■ Exercise aim ■
Transcribe the records that follow exactly. Skip the pictures.

(Records from a data collection)
[START]

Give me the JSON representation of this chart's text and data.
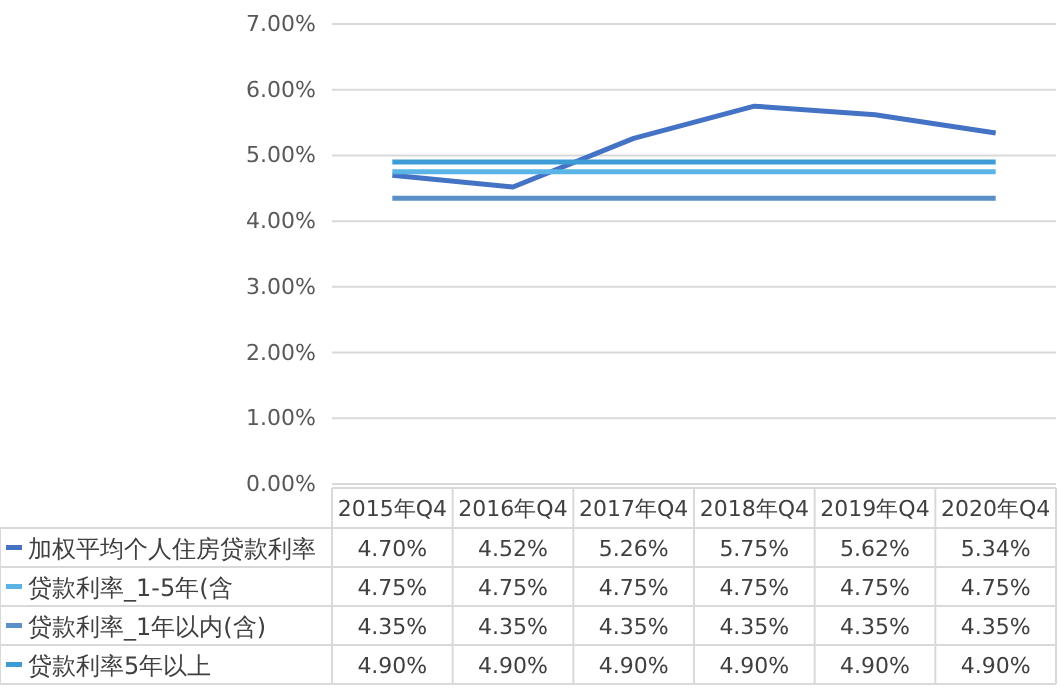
{
  "chart_data": {
    "type": "line",
    "categories": [
      "2015年Q4",
      "2016年Q4",
      "2017年Q4",
      "2018年Q4",
      "2019年Q4",
      "2020年Q4"
    ],
    "series": [
      {
        "name": "加权平均个人住房贷款利率",
        "color": "#4472c4",
        "values": [
          4.7,
          4.52,
          5.26,
          5.75,
          5.62,
          5.34
        ],
        "value_labels": [
          "4.70%",
          "4.52%",
          "5.26%",
          "5.75%",
          "5.62%",
          "5.34%"
        ]
      },
      {
        "name": "贷款利率_1-5年(含",
        "color": "#5ab4e5",
        "values": [
          4.75,
          4.75,
          4.75,
          4.75,
          4.75,
          4.75
        ],
        "value_labels": [
          "4.75%",
          "4.75%",
          "4.75%",
          "4.75%",
          "4.75%",
          "4.75%"
        ]
      },
      {
        "name": "贷款利率_1年以内(含)",
        "color": "#5a8fc8",
        "values": [
          4.35,
          4.35,
          4.35,
          4.35,
          4.35,
          4.35
        ],
        "value_labels": [
          "4.35%",
          "4.35%",
          "4.35%",
          "4.35%",
          "4.35%",
          "4.35%"
        ]
      },
      {
        "name": "贷款利率5年以上",
        "color": "#3d9bd5",
        "values": [
          4.9,
          4.9,
          4.9,
          4.9,
          4.9,
          4.9
        ],
        "value_labels": [
          "4.90%",
          "4.90%",
          "4.90%",
          "4.90%",
          "4.90%",
          "4.90%"
        ]
      }
    ],
    "ylim": [
      0,
      7
    ],
    "yticks": [
      {
        "value": 0,
        "label": "0.00%"
      },
      {
        "value": 1,
        "label": "1.00%"
      },
      {
        "value": 2,
        "label": "2.00%"
      },
      {
        "value": 3,
        "label": "3.00%"
      },
      {
        "value": 4,
        "label": "4.00%"
      },
      {
        "value": 5,
        "label": "5.00%"
      },
      {
        "value": 6,
        "label": "6.00%"
      },
      {
        "value": 7,
        "label": "7.00%"
      }
    ],
    "grid": "y",
    "legend": "bottom",
    "line_style": "solid"
  }
}
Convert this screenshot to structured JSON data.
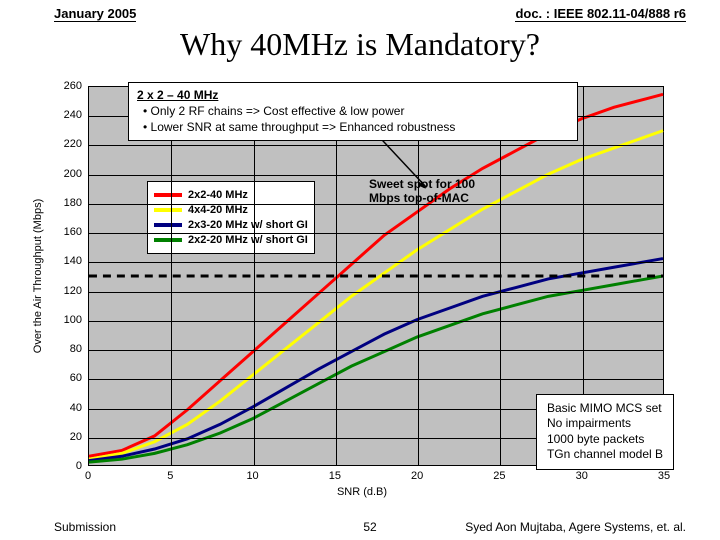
{
  "header": {
    "left": "January 2005",
    "right": "doc. : IEEE 802.11-04/888 r6"
  },
  "title": "Why 40MHz is Mandatory?",
  "chart": {
    "type": "line",
    "xlabel": "SNR (d.B)",
    "ylabel": "Over the Air Throughput (Mbps)",
    "xlim": [
      0,
      35
    ],
    "ylim": [
      0,
      260
    ],
    "xtick_step": 5,
    "ytick_step": 20,
    "background_color": "#c0c0c0",
    "grid_color": "#000000",
    "series": [
      {
        "name": "2x2-40 MHz",
        "color": "#ff0000",
        "width": 3,
        "pts": [
          [
            0,
            6
          ],
          [
            2,
            10
          ],
          [
            4,
            20
          ],
          [
            6,
            38
          ],
          [
            8,
            58
          ],
          [
            10,
            78
          ],
          [
            12,
            98
          ],
          [
            14,
            118
          ],
          [
            16,
            138
          ],
          [
            18,
            158
          ],
          [
            20,
            174
          ],
          [
            22,
            190
          ],
          [
            24,
            204
          ],
          [
            26,
            216
          ],
          [
            28,
            228
          ],
          [
            30,
            238
          ],
          [
            32,
            246
          ],
          [
            34,
            252
          ],
          [
            35,
            255
          ]
        ]
      },
      {
        "name": "4x4-20 MHz",
        "color": "#ffff00",
        "width": 3,
        "pts": [
          [
            0,
            4
          ],
          [
            2,
            8
          ],
          [
            4,
            16
          ],
          [
            6,
            28
          ],
          [
            8,
            44
          ],
          [
            10,
            62
          ],
          [
            12,
            80
          ],
          [
            14,
            98
          ],
          [
            16,
            116
          ],
          [
            18,
            132
          ],
          [
            20,
            148
          ],
          [
            22,
            162
          ],
          [
            24,
            176
          ],
          [
            26,
            188
          ],
          [
            28,
            200
          ],
          [
            30,
            210
          ],
          [
            32,
            218
          ],
          [
            34,
            226
          ],
          [
            35,
            230
          ]
        ]
      },
      {
        "name": "2x3-20 MHz w/ short GI",
        "color": "#000080",
        "width": 3,
        "pts": [
          [
            0,
            3
          ],
          [
            2,
            6
          ],
          [
            4,
            11
          ],
          [
            6,
            18
          ],
          [
            8,
            28
          ],
          [
            10,
            40
          ],
          [
            12,
            53
          ],
          [
            14,
            66
          ],
          [
            16,
            78
          ],
          [
            18,
            90
          ],
          [
            20,
            100
          ],
          [
            22,
            108
          ],
          [
            24,
            116
          ],
          [
            26,
            122
          ],
          [
            28,
            128
          ],
          [
            30,
            132
          ],
          [
            32,
            136
          ],
          [
            34,
            140
          ],
          [
            35,
            142
          ]
        ]
      },
      {
        "name": "2x2-20 MHz w/ short GI",
        "color": "#008000",
        "width": 3,
        "pts": [
          [
            0,
            2
          ],
          [
            2,
            4
          ],
          [
            4,
            8
          ],
          [
            6,
            14
          ],
          [
            8,
            22
          ],
          [
            10,
            32
          ],
          [
            12,
            44
          ],
          [
            14,
            56
          ],
          [
            16,
            68
          ],
          [
            18,
            78
          ],
          [
            20,
            88
          ],
          [
            22,
            96
          ],
          [
            24,
            104
          ],
          [
            26,
            110
          ],
          [
            28,
            116
          ],
          [
            30,
            120
          ],
          [
            32,
            124
          ],
          [
            34,
            128
          ],
          [
            35,
            130
          ]
        ]
      }
    ]
  },
  "callout": {
    "title": "2 x 2 – 40 MHz",
    "bullets": [
      "Only 2 RF chains => Cost effective & low power",
      "Lower SNR at same  throughput => Enhanced robustness"
    ]
  },
  "sweet_spot": {
    "line1": "Sweet spot for 100",
    "line2": "Mbps top-of-MAC",
    "y_value": 130
  },
  "note_box": [
    "Basic MIMO MCS set",
    "No impairments",
    "1000 byte packets",
    "TGn channel model B"
  ],
  "footer": {
    "left": "Submission",
    "page": "52",
    "right": "Syed Aon Mujtaba, Agere Systems, et. al."
  }
}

[END]

■ Answer below ■
Give me the JSON representation of this chart's text and data.
{
  "chart_data": {
    "type": "line",
    "categories": [
      "2015年Q4",
      "2016年Q4",
      "2017年Q4",
      "2018年Q4",
      "2019年Q4",
      "2020年Q4"
    ],
    "series": [
      {
        "name": "加权平均个人住房贷款利率",
        "color": "#4472c4",
        "values": [
          4.7,
          4.52,
          5.26,
          5.75,
          5.62,
          5.34
        ],
        "value_labels": [
          "4.70%",
          "4.52%",
          "5.26%",
          "5.75%",
          "5.62%",
          "5.34%"
        ]
      },
      {
        "name": "贷款利率_1-5年(含",
        "color": "#5ab4e5",
        "values": [
          4.75,
          4.75,
          4.75,
          4.75,
          4.75,
          4.75
        ],
        "value_labels": [
          "4.75%",
          "4.75%",
          "4.75%",
          "4.75%",
          "4.75%",
          "4.75%"
        ]
      },
      {
        "name": "贷款利率_1年以内(含)",
        "color": "#5a8fc8",
        "values": [
          4.35,
          4.35,
          4.35,
          4.35,
          4.35,
          4.35
        ],
        "value_labels": [
          "4.35%",
          "4.35%",
          "4.35%",
          "4.35%",
          "4.35%",
          "4.35%"
        ]
      },
      {
        "name": "贷款利率5年以上",
        "color": "#3d9bd5",
        "values": [
          4.9,
          4.9,
          4.9,
          4.9,
          4.9,
          4.9
        ],
        "value_labels": [
          "4.90%",
          "4.90%",
          "4.90%",
          "4.90%",
          "4.90%",
          "4.90%"
        ]
      }
    ],
    "ylim": [
      0,
      7
    ],
    "yticks": [
      {
        "value": 0,
        "label": "0.00%"
      },
      {
        "value": 1,
        "label": "1.00%"
      },
      {
        "value": 2,
        "label": "2.00%"
      },
      {
        "value": 3,
        "label": "3.00%"
      },
      {
        "value": 4,
        "label": "4.00%"
      },
      {
        "value": 5,
        "label": "5.00%"
      },
      {
        "value": 6,
        "label": "6.00%"
      },
      {
        "value": 7,
        "label": "7.00%"
      }
    ],
    "grid": "y",
    "legend": "bottom",
    "line_style": "solid"
  }
}
Convert this screenshot to structured JSON data.
{
  "header": {
    "left": "January 2005",
    "right": "doc. : IEEE 802.11-04/888 r6"
  },
  "title": "Why 40MHz is Mandatory?",
  "chart": {
    "type": "line",
    "xlabel": "SNR (d.B)",
    "ylabel": "Over the Air Throughput (Mbps)",
    "xlim": [
      0,
      35
    ],
    "ylim": [
      0,
      260
    ],
    "xtick_step": 5,
    "ytick_step": 20,
    "background_color": "#c0c0c0",
    "grid_color": "#000000",
    "series": [
      {
        "name": "2x2-40 MHz",
        "color": "#ff0000",
        "width": 3,
        "pts": [
          [
            0,
            6
          ],
          [
            2,
            10
          ],
          [
            4,
            20
          ],
          [
            6,
            38
          ],
          [
            8,
            58
          ],
          [
            10,
            78
          ],
          [
            12,
            98
          ],
          [
            14,
            118
          ],
          [
            16,
            138
          ],
          [
            18,
            158
          ],
          [
            20,
            174
          ],
          [
            22,
            190
          ],
          [
            24,
            204
          ],
          [
            26,
            216
          ],
          [
            28,
            228
          ],
          [
            30,
            238
          ],
          [
            32,
            246
          ],
          [
            34,
            252
          ],
          [
            35,
            255
          ]
        ]
      },
      {
        "name": "4x4-20 MHz",
        "color": "#ffff00",
        "width": 3,
        "pts": [
          [
            0,
            4
          ],
          [
            2,
            8
          ],
          [
            4,
            16
          ],
          [
            6,
            28
          ],
          [
            8,
            44
          ],
          [
            10,
            62
          ],
          [
            12,
            80
          ],
          [
            14,
            98
          ],
          [
            16,
            116
          ],
          [
            18,
            132
          ],
          [
            20,
            148
          ],
          [
            22,
            162
          ],
          [
            24,
            176
          ],
          [
            26,
            188
          ],
          [
            28,
            200
          ],
          [
            30,
            210
          ],
          [
            32,
            218
          ],
          [
            34,
            226
          ],
          [
            35,
            230
          ]
        ]
      },
      {
        "name": "2x3-20 MHz w/ short GI",
        "color": "#000080",
        "width": 3,
        "pts": [
          [
            0,
            3
          ],
          [
            2,
            6
          ],
          [
            4,
            11
          ],
          [
            6,
            18
          ],
          [
            8,
            28
          ],
          [
            10,
            40
          ],
          [
            12,
            53
          ],
          [
            14,
            66
          ],
          [
            16,
            78
          ],
          [
            18,
            90
          ],
          [
            20,
            100
          ],
          [
            22,
            108
          ],
          [
            24,
            116
          ],
          [
            26,
            122
          ],
          [
            28,
            128
          ],
          [
            30,
            132
          ],
          [
            32,
            136
          ],
          [
            34,
            140
          ],
          [
            35,
            142
          ]
        ]
      },
      {
        "name": "2x2-20 MHz w/ short GI",
        "color": "#008000",
        "width": 3,
        "pts": [
          [
            0,
            2
          ],
          [
            2,
            4
          ],
          [
            4,
            8
          ],
          [
            6,
            14
          ],
          [
            8,
            22
          ],
          [
            10,
            32
          ],
          [
            12,
            44
          ],
          [
            14,
            56
          ],
          [
            16,
            68
          ],
          [
            18,
            78
          ],
          [
            20,
            88
          ],
          [
            22,
            96
          ],
          [
            24,
            104
          ],
          [
            26,
            110
          ],
          [
            28,
            116
          ],
          [
            30,
            120
          ],
          [
            32,
            124
          ],
          [
            34,
            128
          ],
          [
            35,
            130
          ]
        ]
      }
    ]
  },
  "callout": {
    "title": "2 x 2 – 40 MHz",
    "bullets": [
      "Only 2 RF chains => Cost effective & low power",
      "Lower SNR at same  throughput => Enhanced robustness"
    ]
  },
  "sweet_spot": {
    "line1": "Sweet spot for 100",
    "line2": "Mbps top-of-MAC",
    "y_value": 130
  },
  "note_box": [
    "Basic MIMO MCS set",
    "No impairments",
    "1000 byte packets",
    "TGn channel model B"
  ],
  "footer": {
    "left": "Submission",
    "page": "52",
    "right": "Syed Aon Mujtaba, Agere Systems, et. al."
  }
}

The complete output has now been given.